*Directions for this task*: Format the lines below as a JSON list of strings, one string per line, leaving out any blank lines. Start with the line containing "svg-text:25: 25 [211,84,219,91]" and go through the line containing "forward-icon[interactable] [129,13,137,24]", with both of those lines included.

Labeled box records
* * *

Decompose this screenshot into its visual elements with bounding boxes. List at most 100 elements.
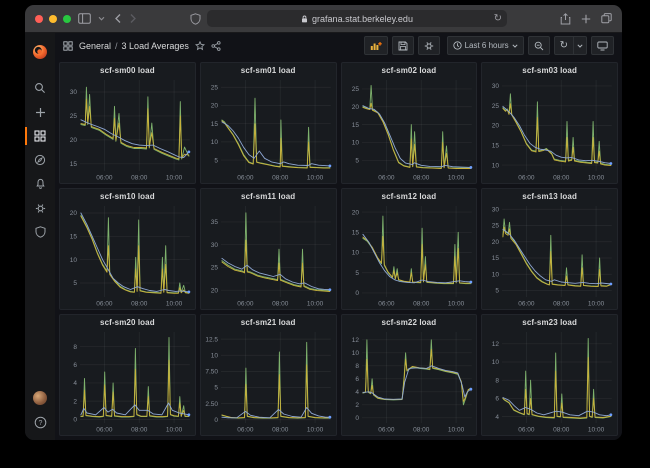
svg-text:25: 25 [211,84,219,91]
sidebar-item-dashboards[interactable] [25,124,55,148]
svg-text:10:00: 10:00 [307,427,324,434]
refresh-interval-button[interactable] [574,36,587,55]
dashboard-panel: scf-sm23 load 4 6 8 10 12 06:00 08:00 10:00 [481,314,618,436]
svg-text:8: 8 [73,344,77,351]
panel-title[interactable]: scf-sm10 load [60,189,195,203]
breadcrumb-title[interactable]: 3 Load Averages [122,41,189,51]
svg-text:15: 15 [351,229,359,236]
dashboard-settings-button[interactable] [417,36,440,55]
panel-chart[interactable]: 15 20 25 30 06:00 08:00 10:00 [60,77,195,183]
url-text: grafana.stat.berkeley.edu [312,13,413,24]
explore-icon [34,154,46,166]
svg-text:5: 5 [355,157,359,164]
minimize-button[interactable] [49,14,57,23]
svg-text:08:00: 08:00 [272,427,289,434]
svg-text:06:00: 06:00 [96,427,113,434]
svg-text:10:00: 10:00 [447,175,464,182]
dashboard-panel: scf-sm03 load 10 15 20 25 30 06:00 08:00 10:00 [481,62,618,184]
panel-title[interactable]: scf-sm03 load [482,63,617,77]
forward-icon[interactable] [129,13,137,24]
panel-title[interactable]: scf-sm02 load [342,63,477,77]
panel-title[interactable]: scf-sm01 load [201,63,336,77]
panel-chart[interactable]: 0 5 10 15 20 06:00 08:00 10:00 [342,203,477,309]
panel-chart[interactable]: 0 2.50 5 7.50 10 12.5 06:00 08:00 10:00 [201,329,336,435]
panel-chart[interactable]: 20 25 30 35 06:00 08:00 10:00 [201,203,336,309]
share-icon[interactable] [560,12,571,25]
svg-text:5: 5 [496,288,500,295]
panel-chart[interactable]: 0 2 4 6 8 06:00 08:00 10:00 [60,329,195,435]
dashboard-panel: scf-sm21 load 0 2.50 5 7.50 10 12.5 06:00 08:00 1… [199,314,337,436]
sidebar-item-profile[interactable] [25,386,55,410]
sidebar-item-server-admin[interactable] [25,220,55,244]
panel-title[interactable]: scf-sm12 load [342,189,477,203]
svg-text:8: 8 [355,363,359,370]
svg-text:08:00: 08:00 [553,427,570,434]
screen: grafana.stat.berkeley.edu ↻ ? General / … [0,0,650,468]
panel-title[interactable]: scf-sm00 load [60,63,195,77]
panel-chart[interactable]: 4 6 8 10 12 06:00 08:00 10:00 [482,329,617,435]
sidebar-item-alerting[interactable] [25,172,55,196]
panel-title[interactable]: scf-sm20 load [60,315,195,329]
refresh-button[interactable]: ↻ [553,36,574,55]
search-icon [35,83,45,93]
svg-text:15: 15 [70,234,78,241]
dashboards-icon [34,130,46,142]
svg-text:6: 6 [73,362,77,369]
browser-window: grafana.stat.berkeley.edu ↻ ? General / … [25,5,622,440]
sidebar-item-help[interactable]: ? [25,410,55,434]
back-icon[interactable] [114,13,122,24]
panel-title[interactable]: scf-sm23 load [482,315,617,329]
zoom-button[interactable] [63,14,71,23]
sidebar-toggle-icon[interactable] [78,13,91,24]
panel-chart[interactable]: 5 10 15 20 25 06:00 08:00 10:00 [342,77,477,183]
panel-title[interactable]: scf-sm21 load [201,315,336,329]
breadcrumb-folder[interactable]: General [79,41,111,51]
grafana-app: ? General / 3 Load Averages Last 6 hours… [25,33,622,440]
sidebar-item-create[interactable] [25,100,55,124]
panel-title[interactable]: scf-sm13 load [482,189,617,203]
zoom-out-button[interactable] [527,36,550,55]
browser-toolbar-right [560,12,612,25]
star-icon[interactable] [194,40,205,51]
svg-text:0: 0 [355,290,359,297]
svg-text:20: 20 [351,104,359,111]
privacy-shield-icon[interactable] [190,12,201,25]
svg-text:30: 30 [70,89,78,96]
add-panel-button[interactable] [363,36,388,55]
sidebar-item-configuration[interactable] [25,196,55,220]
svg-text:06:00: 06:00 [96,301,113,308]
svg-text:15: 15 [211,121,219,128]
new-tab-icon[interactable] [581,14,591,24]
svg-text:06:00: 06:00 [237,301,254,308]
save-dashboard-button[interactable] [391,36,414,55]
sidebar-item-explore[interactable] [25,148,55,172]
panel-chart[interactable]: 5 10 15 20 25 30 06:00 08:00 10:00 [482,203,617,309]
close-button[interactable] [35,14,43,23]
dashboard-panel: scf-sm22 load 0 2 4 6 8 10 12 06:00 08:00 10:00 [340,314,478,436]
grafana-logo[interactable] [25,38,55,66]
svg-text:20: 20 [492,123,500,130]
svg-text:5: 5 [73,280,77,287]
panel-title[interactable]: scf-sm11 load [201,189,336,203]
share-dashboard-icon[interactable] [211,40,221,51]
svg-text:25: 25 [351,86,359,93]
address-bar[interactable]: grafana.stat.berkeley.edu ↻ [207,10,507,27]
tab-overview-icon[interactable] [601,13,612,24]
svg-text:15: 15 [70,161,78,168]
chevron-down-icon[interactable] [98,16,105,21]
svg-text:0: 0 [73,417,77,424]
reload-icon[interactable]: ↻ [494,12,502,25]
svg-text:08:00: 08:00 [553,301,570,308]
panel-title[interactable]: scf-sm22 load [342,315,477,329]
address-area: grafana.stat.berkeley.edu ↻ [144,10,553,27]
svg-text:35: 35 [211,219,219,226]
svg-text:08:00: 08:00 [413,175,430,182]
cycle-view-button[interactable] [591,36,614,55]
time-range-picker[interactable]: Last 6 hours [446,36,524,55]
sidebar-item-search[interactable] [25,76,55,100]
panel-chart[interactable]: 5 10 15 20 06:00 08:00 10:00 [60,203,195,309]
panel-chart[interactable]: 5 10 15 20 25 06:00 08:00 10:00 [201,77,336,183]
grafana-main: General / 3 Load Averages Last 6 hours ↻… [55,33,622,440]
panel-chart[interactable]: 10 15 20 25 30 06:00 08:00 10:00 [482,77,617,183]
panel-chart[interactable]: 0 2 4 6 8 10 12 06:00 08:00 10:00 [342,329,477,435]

* * *

*Result of the exercise*:
[
  "svg-text:25: 25 [211,84,219,91]",
  "sidebar-item-dashboards[interactable] [25,124,55,148]",
  "svg-text:10:00: 10:00 [307,427,324,434]",
  "refresh-interval-button[interactable] [574,36,587,55]",
  "dashboard-panel: scf-sm23 load 4 6 8 10 12 06:00 08:00 10:00 [481,314,618,436]",
  "svg-text:8: 8 [73,344,77,351]",
  "panel-title[interactable]: scf-sm10 load [60,189,195,203]",
  "breadcrumb-title[interactable]: 3 Load Averages [122,41,189,51]",
  "svg-text:15: 15 [351,229,359,236]",
  "dashboard-settings-button[interactable] [417,36,440,55]",
  "panel-chart[interactable]: 15 20 25 30 06:00 08:00 10:00 [60,77,195,183]",
  "url-text: grafana.stat.berkeley.edu [312,13,413,24]",
  "explore-icon [34,154,46,166]",
  "svg-text:5: 5 [355,157,359,164]",
  "minimize-button[interactable] [49,14,57,23]",
  "svg-text:08:00: 08:00 [272,427,289,434]",
  "svg-text:06:00: 06:00 [96,427,113,434]",
  "svg-text:10:00: 10:00 [447,175,464,182]",
  "dashboard-panel: scf-sm03 load 10 15 20 25 30 06:00 08:00 10:00 [481,62,618,184]",
  "panel-title[interactable]: scf-sm03 load [482,63,617,77]",
  "forward-icon[interactable] [129,13,137,24]"
]